--- SUPPLIED INFORMATION ---

%%

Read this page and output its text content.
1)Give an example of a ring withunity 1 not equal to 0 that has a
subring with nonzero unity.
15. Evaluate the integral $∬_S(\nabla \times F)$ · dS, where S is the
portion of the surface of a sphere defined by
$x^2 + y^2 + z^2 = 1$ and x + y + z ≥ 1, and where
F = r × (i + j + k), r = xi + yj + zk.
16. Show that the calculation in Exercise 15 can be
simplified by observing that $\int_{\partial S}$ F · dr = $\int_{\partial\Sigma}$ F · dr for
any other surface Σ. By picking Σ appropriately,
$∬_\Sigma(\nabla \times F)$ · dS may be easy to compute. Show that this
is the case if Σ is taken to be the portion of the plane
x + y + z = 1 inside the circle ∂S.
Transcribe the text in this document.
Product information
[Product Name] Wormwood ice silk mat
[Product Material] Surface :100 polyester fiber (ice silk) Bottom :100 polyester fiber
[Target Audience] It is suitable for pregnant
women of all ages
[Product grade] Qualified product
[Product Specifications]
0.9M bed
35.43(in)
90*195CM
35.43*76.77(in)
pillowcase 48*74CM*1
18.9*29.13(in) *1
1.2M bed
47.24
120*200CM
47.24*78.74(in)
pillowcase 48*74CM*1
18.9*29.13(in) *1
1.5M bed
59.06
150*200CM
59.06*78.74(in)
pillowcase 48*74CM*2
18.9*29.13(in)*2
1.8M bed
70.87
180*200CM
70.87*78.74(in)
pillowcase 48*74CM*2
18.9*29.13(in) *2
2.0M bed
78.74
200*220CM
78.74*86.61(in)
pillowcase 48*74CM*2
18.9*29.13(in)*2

%%

--- TASK STATEMENT ---
Reproduce each entry above exactly, keeping every word.

--- FULL RESPONSE ---
Read this page and output its text content.
1)Give an example of a ring withunity 1 not equal to 0 that has a
subring with nonzero unity.
15. Evaluate the integral $∬_S(\nabla \times F)$ · dS, where S is the
portion of the surface of a sphere defined by
$x^2 + y^2 + z^2 = 1$ and x + y + z ≥ 1, and where
F = r × (i + j + k), r = xi + yj + zk.
16. Show that the calculation in Exercise 15 can be
simplified by observing that $\int_{\partial S}$ F · dr = $\int_{\partial\Sigma}$ F · dr for
any other surface Σ. By picking Σ appropriately,
$∬_\Sigma(\nabla \times F)$ · dS may be easy to compute. Show that this
is the case if Σ is taken to be the portion of the plane
x + y + z = 1 inside the circle ∂S.
Transcribe the text in this document.
Product information
[Product Name] Wormwood ice silk mat
[Product Material] Surface :100 polyester fiber (ice silk) Bottom :100 polyester fiber
[Target Audience] It is suitable for pregnant
women of all ages
[Product grade] Qualified product
[Product Specifications]
0.9M bed
35.43(in)
90*195CM
35.43*76.77(in)
pillowcase 48*74CM*1
18.9*29.13(in) *1
1.2M bed
47.24
120*200CM
47.24*78.74(in)
pillowcase 48*74CM*1
18.9*29.13(in) *1
1.5M bed
59.06
150*200CM
59.06*78.74(in)
pillowcase 48*74CM*2
18.9*29.13(in)*2
1.8M bed
70.87
180*200CM
70.87*78.74(in)
pillowcase 48*74CM*2
18.9*29.13(in) *2
2.0M bed
78.74
200*220CM
78.74*86.61(in)
pillowcase 48*74CM*2
18.9*29.13(in)*2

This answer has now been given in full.